What is needed: Output all the material that follows, exactly as given.

Dataset records:

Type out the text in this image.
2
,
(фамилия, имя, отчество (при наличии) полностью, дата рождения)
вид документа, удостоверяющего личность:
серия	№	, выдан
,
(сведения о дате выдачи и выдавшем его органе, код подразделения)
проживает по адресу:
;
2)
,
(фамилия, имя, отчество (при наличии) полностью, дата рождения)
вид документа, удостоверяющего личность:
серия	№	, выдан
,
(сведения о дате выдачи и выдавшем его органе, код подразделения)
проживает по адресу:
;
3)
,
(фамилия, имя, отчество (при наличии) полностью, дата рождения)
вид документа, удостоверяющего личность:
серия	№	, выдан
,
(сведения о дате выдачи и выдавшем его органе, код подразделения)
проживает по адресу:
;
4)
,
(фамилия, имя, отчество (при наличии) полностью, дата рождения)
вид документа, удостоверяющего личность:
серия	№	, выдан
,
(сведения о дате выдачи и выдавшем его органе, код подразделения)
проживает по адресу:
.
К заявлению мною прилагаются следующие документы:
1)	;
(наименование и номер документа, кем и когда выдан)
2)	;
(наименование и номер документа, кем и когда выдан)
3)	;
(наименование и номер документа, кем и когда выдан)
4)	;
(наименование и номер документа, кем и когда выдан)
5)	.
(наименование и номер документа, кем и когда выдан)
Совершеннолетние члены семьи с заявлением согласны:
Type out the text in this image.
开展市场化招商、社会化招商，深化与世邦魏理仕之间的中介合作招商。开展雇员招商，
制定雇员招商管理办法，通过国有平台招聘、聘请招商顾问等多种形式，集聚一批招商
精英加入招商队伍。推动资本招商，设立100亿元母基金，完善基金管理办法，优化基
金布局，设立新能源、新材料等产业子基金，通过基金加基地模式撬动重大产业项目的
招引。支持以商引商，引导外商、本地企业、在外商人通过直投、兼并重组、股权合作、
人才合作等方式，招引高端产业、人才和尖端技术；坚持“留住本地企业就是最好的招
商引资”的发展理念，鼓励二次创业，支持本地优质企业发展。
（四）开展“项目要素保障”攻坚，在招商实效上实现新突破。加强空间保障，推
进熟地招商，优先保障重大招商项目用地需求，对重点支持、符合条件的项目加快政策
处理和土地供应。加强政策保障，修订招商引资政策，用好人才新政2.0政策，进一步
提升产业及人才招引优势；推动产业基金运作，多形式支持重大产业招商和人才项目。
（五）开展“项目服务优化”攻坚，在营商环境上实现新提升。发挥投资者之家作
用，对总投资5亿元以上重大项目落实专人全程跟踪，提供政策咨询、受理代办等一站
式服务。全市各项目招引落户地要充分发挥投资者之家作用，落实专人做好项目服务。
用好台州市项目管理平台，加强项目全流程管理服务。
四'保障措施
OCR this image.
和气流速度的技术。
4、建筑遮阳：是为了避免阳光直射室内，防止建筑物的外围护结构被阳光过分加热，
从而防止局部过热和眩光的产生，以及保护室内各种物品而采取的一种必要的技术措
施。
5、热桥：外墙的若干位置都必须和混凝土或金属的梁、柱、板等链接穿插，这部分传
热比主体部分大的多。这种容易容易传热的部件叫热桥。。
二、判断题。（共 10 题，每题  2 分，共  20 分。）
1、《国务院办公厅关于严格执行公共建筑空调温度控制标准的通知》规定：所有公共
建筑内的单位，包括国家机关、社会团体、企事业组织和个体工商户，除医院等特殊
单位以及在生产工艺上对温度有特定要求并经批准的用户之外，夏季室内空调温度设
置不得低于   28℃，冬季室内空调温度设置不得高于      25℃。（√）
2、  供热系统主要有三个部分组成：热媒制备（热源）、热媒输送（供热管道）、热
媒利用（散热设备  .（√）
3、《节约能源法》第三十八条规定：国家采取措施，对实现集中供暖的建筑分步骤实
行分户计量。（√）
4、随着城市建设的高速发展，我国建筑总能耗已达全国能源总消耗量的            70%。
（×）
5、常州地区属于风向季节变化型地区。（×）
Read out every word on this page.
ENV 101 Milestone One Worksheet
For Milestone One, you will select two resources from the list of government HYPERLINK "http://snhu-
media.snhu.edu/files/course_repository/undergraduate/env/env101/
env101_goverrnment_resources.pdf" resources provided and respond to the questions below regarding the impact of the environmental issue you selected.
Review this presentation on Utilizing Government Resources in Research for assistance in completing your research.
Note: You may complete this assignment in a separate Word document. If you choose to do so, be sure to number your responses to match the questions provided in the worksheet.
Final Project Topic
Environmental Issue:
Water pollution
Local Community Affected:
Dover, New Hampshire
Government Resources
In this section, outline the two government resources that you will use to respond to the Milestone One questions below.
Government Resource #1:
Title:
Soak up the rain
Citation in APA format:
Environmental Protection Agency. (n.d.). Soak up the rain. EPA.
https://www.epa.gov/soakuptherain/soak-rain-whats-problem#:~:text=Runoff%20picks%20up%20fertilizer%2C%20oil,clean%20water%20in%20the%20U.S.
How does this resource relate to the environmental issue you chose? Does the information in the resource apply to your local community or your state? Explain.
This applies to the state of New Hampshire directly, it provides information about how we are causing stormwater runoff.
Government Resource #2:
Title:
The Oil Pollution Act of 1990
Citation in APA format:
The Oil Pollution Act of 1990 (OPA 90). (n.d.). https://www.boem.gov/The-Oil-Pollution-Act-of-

The output:
Type out the text in this image.
2
,
(фамилия, имя, отчество (при наличии) полностью, дата рождения)
вид документа, удостоверяющего личность:
серия	№	, выдан
,
(сведения о дате выдачи и выдавшем его органе, код подразделения)
проживает по адресу:
;
2)
,
(фамилия, имя, отчество (при наличии) полностью, дата рождения)
вид документа, удостоверяющего личность:
серия	№	, выдан
,
(сведения о дате выдачи и выдавшем его органе, код подразделения)
проживает по адресу:
;
3)
,
(фамилия, имя, отчество (при наличии) полностью, дата рождения)
вид документа, удостоверяющего личность:
серия	№	, выдан
,
(сведения о дате выдачи и выдавшем его органе, код подразделения)
проживает по адресу:
;
4)
,
(фамилия, имя, отчество (при наличии) полностью, дата рождения)
вид документа, удостоверяющего личность:
серия	№	, выдан
,
(сведения о дате выдачи и выдавшем его органе, код подразделения)
проживает по адресу:
.
К заявлению мною прилагаются следующие документы:
1)	;
(наименование и номер документа, кем и когда выдан)
2)	;
(наименование и номер документа, кем и когда выдан)
3)	;
(наименование и номер документа, кем и когда выдан)
4)	;
(наименование и номер документа, кем и когда выдан)
5)	.
(наименование и номер документа, кем и когда выдан)
Совершеннолетние члены семьи с заявлением согласны:
Type out the text in this image.
开展市场化招商、社会化招商，深化与世邦魏理仕之间的中介合作招商。开展雇员招商，
制定雇员招商管理办法，通过国有平台招聘、聘请招商顾问等多种形式，集聚一批招商
精英加入招商队伍。推动资本招商，设立100亿元母基金，完善基金管理办法，优化基
金布局，设立新能源、新材料等产业子基金，通过基金加基地模式撬动重大产业项目的
招引。支持以商引商，引导外商、本地企业、在外商人通过直投、兼并重组、股权合作、
人才合作等方式，招引高端产业、人才和尖端技术；坚持“留住本地企业就是最好的招
商引资”的发展理念，鼓励二次创业，支持本地优质企业发展。
（四）开展“项目要素保障”攻坚，在招商实效上实现新突破。加强空间保障，推
进熟地招商，优先保障重大招商项目用地需求，对重点支持、符合条件的项目加快政策
处理和土地供应。加强政策保障，修订招商引资政策，用好人才新政2.0政策，进一步
提升产业及人才招引优势；推动产业基金运作，多形式支持重大产业招商和人才项目。
（五）开展“项目服务优化”攻坚，在营商环境上实现新提升。发挥投资者之家作
用，对总投资5亿元以上重大项目落实专人全程跟踪，提供政策咨询、受理代办等一站
式服务。全市各项目招引落户地要充分发挥投资者之家作用，落实专人做好项目服务。
用好台州市项目管理平台，加强项目全流程管理服务。
四'保障措施
OCR this image.
和气流速度的技术。
4、建筑遮阳：是为了避免阳光直射室内，防止建筑物的外围护结构被阳光过分加热，
从而防止局部过热和眩光的产生，以及保护室内各种物品而采取的一种必要的技术措
施。
5、热桥：外墙的若干位置都必须和混凝土或金属的梁、柱、板等链接穿插，这部分传
热比主体部分大的多。这种容易容易传热的部件叫热桥。。
二、判断题。（共 10 题，每题  2 分，共  20 分。）
1、《国务院办公厅关于严格执行公共建筑空调温度控制标准的通知》规定：所有公共
建筑内的单位，包括国家机关、社会团体、企事业组织和个体工商户，除医院等特殊
单位以及在生产工艺上对温度有特定要求并经批准的用户之外，夏季室内空调温度设
置不得低于   28℃，冬季室内空调温度设置不得高于      25℃。（√）
2、  供热系统主要有三个部分组成：热媒制备（热源）、热媒输送（供热管道）、热
媒利用（散热设备  .（√）
3、《节约能源法》第三十八条规定：国家采取措施，对实现集中供暖的建筑分步骤实
行分户计量。（√）
4、随着城市建设的高速发展，我国建筑总能耗已达全国能源总消耗量的            70%。
（×）
5、常州地区属于风向季节变化型地区。（×）
Read out every word on this page.
ENV 101 Milestone One Worksheet
For Milestone One, you will select two resources from the list of government HYPERLINK "http://snhu-
media.snhu.edu/files/course_repository/undergraduate/env/env101/
env101_goverrnment_resources.pdf" resources provided and respond to the questions below regarding the impact of the environmental issue you selected.
Review this presentation on Utilizing Government Resources in Research for assistance in completing your research.
Note: You may complete this assignment in a separate Word document. If you choose to do so, be sure to number your responses to match the questions provided in the worksheet.
Final Project Topic
Environmental Issue:
Water pollution
Local Community Affected:
Dover, New Hampshire
Government Resources
In this section, outline the two government resources that you will use to respond to the Milestone One questions below.
Government Resource #1:
Title:
Soak up the rain
Citation in APA format:
Environmental Protection Agency. (n.d.). Soak up the rain. EPA.
https://www.epa.gov/soakuptherain/soak-rain-whats-problem#:~:text=Runoff%20picks%20up%20fertilizer%2C%20oil,clean%20water%20in%20the%20U.S.
How does this resource relate to the environmental issue you chose? Does the information in the resource apply to your local community or your state? Explain.
This applies to the state of New Hampshire directly, it provides information about how we are causing stormwater runoff.
Government Resource #2:
Title:
The Oil Pollution Act of 1990
Citation in APA format:
The Oil Pollution Act of 1990 (OPA 90). (n.d.). https://www.boem.gov/The-Oil-Pollution-Act-of-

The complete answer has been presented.